§ **STATED TASK**: Reproduce all the records with every "bullet-dot-icon" replaced by "bullet-point-icon" and everything else unchanged. Leave the pictures out.

§ **EXTRACTED INFORMATION**:
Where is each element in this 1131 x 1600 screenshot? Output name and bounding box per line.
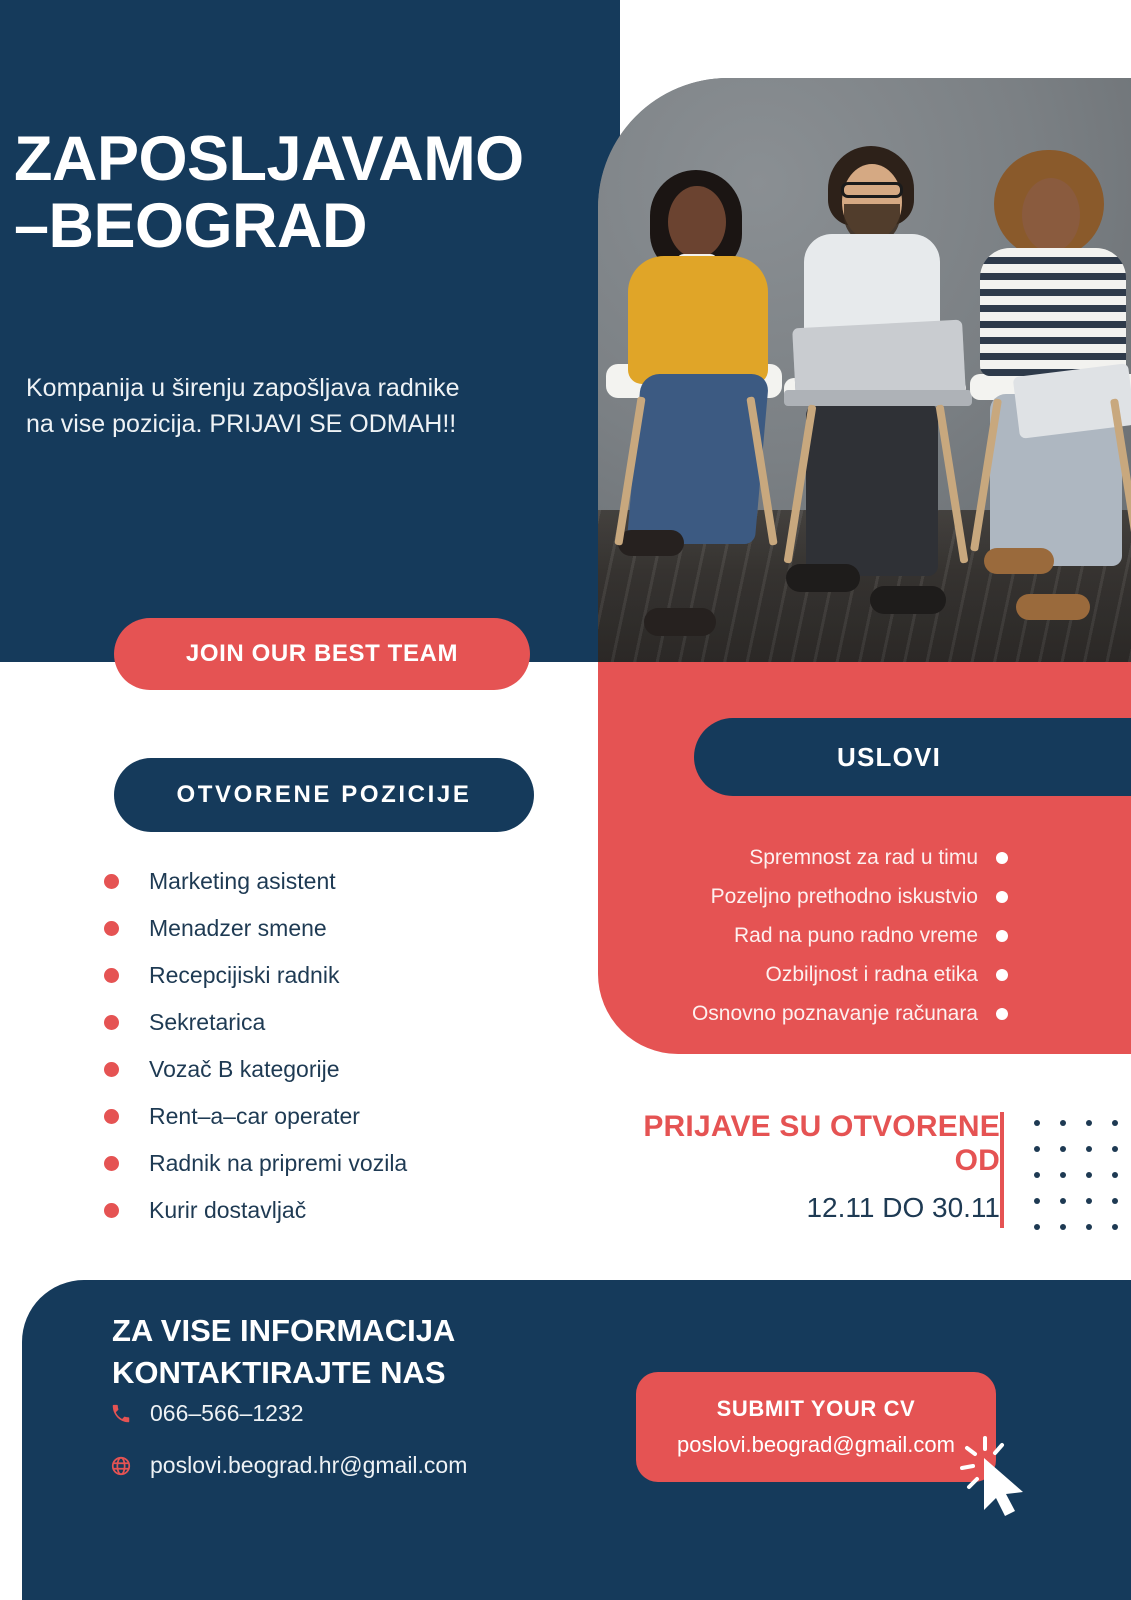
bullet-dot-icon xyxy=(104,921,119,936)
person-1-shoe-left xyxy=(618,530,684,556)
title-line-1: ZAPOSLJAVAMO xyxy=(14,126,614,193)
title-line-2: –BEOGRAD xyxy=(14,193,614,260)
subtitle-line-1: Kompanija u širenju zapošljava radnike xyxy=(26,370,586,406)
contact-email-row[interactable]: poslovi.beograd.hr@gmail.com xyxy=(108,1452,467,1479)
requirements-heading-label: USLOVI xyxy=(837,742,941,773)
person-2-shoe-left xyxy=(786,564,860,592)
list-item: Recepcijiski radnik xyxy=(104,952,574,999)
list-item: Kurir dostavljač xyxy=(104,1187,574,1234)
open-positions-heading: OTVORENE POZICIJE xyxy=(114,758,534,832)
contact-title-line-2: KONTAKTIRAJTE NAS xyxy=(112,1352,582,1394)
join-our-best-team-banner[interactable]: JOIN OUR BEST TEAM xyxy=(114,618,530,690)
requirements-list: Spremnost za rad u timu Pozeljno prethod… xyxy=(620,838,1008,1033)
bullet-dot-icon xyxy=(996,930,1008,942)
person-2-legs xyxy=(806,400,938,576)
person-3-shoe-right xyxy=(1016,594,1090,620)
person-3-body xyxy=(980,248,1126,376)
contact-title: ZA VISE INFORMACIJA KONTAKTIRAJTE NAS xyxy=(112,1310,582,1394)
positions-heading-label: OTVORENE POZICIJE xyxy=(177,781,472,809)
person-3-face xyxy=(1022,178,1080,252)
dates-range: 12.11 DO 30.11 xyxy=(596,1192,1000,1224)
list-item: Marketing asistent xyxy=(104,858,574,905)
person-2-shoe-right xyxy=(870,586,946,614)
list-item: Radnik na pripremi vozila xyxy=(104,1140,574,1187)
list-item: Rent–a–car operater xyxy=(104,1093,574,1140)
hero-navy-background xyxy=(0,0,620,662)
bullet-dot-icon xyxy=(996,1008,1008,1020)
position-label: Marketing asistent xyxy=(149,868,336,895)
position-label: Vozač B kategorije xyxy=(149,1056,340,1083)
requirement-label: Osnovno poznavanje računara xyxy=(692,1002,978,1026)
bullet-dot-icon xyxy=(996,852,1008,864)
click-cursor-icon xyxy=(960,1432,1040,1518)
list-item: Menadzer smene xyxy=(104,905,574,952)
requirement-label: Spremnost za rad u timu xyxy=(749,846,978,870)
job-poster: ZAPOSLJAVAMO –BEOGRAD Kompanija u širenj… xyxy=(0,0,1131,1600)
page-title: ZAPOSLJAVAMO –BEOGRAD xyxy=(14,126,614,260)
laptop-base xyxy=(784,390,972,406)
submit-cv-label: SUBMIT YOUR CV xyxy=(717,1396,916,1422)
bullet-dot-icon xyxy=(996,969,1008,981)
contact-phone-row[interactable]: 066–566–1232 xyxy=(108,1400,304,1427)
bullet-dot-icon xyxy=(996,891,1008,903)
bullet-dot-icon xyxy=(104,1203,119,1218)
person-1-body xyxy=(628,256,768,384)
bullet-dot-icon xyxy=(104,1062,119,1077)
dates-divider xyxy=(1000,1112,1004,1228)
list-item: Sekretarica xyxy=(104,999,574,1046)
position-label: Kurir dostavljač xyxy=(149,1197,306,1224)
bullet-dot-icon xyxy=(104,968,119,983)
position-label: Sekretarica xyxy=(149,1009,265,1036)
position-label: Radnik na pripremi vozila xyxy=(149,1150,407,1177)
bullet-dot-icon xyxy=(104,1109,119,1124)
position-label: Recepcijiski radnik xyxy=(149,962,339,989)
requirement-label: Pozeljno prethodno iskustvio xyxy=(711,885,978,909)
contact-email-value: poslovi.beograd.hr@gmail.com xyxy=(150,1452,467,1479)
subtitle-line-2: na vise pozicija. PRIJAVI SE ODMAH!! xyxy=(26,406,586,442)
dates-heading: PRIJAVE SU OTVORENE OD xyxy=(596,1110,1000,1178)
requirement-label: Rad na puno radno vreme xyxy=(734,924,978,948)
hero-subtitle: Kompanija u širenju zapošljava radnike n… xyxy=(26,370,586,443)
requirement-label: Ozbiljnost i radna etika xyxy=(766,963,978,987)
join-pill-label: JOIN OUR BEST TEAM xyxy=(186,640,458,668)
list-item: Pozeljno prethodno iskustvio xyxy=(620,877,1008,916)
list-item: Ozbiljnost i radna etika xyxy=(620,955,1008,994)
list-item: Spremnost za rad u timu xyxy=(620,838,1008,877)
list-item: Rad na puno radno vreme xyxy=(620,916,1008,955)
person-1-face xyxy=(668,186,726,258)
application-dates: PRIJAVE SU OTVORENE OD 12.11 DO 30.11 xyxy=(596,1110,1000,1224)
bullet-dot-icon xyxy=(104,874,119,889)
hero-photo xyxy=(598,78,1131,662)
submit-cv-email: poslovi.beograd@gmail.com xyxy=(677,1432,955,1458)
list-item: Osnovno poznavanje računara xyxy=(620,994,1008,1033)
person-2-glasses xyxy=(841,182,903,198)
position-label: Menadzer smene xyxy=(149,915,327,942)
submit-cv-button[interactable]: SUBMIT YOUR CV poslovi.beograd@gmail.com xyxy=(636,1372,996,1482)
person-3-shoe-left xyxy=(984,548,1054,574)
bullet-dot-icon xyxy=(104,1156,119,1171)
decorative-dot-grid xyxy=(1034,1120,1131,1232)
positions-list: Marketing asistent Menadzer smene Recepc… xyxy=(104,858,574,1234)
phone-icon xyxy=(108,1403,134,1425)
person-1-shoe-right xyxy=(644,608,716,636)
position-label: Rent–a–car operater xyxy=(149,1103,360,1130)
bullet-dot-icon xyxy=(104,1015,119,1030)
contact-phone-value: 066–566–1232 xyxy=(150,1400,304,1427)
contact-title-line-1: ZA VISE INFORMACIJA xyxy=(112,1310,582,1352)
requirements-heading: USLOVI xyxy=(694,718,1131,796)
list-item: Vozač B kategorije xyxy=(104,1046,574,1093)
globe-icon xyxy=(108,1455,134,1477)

§ **COMPLETE RESPONSE**:
Where is each element in this 1131 x 1600 screenshot? Output name and bounding box per line.
bullet-point-icon xyxy=(104,921,119,936)
person-1-shoe-left xyxy=(618,530,684,556)
title-line-1: ZAPOSLJAVAMO xyxy=(14,126,614,193)
title-line-2: –BEOGRAD xyxy=(14,193,614,260)
subtitle-line-1: Kompanija u širenju zapošljava radnike xyxy=(26,370,586,406)
contact-email-row[interactable]: poslovi.beograd.hr@gmail.com xyxy=(108,1452,467,1479)
requirements-heading-label: USLOVI xyxy=(837,742,941,773)
person-2-shoe-left xyxy=(786,564,860,592)
list-item: Recepcijiski radnik xyxy=(104,952,574,999)
list-item: Kurir dostavljač xyxy=(104,1187,574,1234)
open-positions-heading: OTVORENE POZICIJE xyxy=(114,758,534,832)
contact-title-line-2: KONTAKTIRAJTE NAS xyxy=(112,1352,582,1394)
join-our-best-team-banner[interactable]: JOIN OUR BEST TEAM xyxy=(114,618,530,690)
requirements-list: Spremnost za rad u timu Pozeljno prethod… xyxy=(620,838,1008,1033)
bullet-point-icon xyxy=(996,930,1008,942)
person-2-legs xyxy=(806,400,938,576)
person-3-shoe-right xyxy=(1016,594,1090,620)
person-3-body xyxy=(980,248,1126,376)
contact-title: ZA VISE INFORMACIJA KONTAKTIRAJTE NAS xyxy=(112,1310,582,1394)
positions-heading-label: OTVORENE POZICIJE xyxy=(177,781,472,809)
person-3-face xyxy=(1022,178,1080,252)
dates-range: 12.11 DO 30.11 xyxy=(596,1192,1000,1224)
list-item: Marketing asistent xyxy=(104,858,574,905)
person-2-shoe-right xyxy=(870,586,946,614)
list-item: Radnik na pripremi vozila xyxy=(104,1140,574,1187)
list-item: Rent–a–car operater xyxy=(104,1093,574,1140)
hero-navy-background xyxy=(0,0,620,662)
bullet-point-icon xyxy=(996,1008,1008,1020)
position-label: Marketing asistent xyxy=(149,868,336,895)
position-label: Vozač B kategorije xyxy=(149,1056,340,1083)
requirement-label: Osnovno poznavanje računara xyxy=(692,1002,978,1026)
bullet-point-icon xyxy=(996,852,1008,864)
click-cursor-icon xyxy=(960,1432,1040,1518)
list-item: Menadzer smene xyxy=(104,905,574,952)
requirement-label: Spremnost za rad u timu xyxy=(749,846,978,870)
job-poster: ZAPOSLJAVAMO –BEOGRAD Kompanija u širenj… xyxy=(0,0,1131,1600)
page-title: ZAPOSLJAVAMO –BEOGRAD xyxy=(14,126,614,260)
laptop-base xyxy=(784,390,972,406)
submit-cv-label: SUBMIT YOUR CV xyxy=(717,1396,916,1422)
bullet-point-icon xyxy=(996,969,1008,981)
contact-phone-row[interactable]: 066–566–1232 xyxy=(108,1400,304,1427)
bullet-point-icon xyxy=(996,891,1008,903)
bullet-point-icon xyxy=(104,1203,119,1218)
person-1-body xyxy=(628,256,768,384)
bullet-point-icon xyxy=(104,1062,119,1077)
dates-divider xyxy=(1000,1112,1004,1228)
list-item: Sekretarica xyxy=(104,999,574,1046)
position-label: Kurir dostavljač xyxy=(149,1197,306,1224)
bullet-point-icon xyxy=(104,968,119,983)
position-label: Sekretarica xyxy=(149,1009,265,1036)
position-label: Radnik na pripremi vozila xyxy=(149,1150,407,1177)
bullet-point-icon xyxy=(104,1109,119,1124)
position-label: Recepcijiski radnik xyxy=(149,962,339,989)
requirement-label: Pozeljno prethodno iskustvio xyxy=(711,885,978,909)
contact-email-value: poslovi.beograd.hr@gmail.com xyxy=(150,1452,467,1479)
subtitle-line-2: na vise pozicija. PRIJAVI SE ODMAH!! xyxy=(26,406,586,442)
dates-heading: PRIJAVE SU OTVORENE OD xyxy=(596,1110,1000,1178)
requirement-label: Rad na puno radno vreme xyxy=(734,924,978,948)
hero-subtitle: Kompanija u širenju zapošljava radnike n… xyxy=(26,370,586,443)
requirement-label: Ozbiljnost i radna etika xyxy=(766,963,978,987)
join-pill-label: JOIN OUR BEST TEAM xyxy=(186,640,458,668)
list-item: Pozeljno prethodno iskustvio xyxy=(620,877,1008,916)
list-item: Ozbiljnost i radna etika xyxy=(620,955,1008,994)
list-item: Spremnost za rad u timu xyxy=(620,838,1008,877)
list-item: Rad na puno radno vreme xyxy=(620,916,1008,955)
person-1-face xyxy=(668,186,726,258)
application-dates: PRIJAVE SU OTVORENE OD 12.11 DO 30.11 xyxy=(596,1110,1000,1224)
bullet-point-icon xyxy=(104,874,119,889)
hero-photo xyxy=(598,78,1131,662)
submit-cv-email: poslovi.beograd@gmail.com xyxy=(677,1432,955,1458)
list-item: Osnovno poznavanje računara xyxy=(620,994,1008,1033)
person-2-glasses xyxy=(841,182,903,198)
position-label: Menadzer smene xyxy=(149,915,327,942)
submit-cv-button[interactable]: SUBMIT YOUR CV poslovi.beograd@gmail.com xyxy=(636,1372,996,1482)
person-3-shoe-left xyxy=(984,548,1054,574)
bullet-point-icon xyxy=(104,1156,119,1171)
decorative-dot-grid xyxy=(1034,1120,1131,1232)
positions-list: Marketing asistent Menadzer smene Recepc… xyxy=(104,858,574,1234)
phone-icon xyxy=(108,1403,134,1425)
person-1-shoe-right xyxy=(644,608,716,636)
position-label: Rent–a–car operater xyxy=(149,1103,360,1130)
bullet-point-icon xyxy=(104,1015,119,1030)
contact-phone-value: 066–566–1232 xyxy=(150,1400,304,1427)
contact-title-line-1: ZA VISE INFORMACIJA xyxy=(112,1310,582,1352)
requirements-heading: USLOVI xyxy=(694,718,1131,796)
list-item: Vozač B kategorije xyxy=(104,1046,574,1093)
globe-icon xyxy=(108,1455,134,1477)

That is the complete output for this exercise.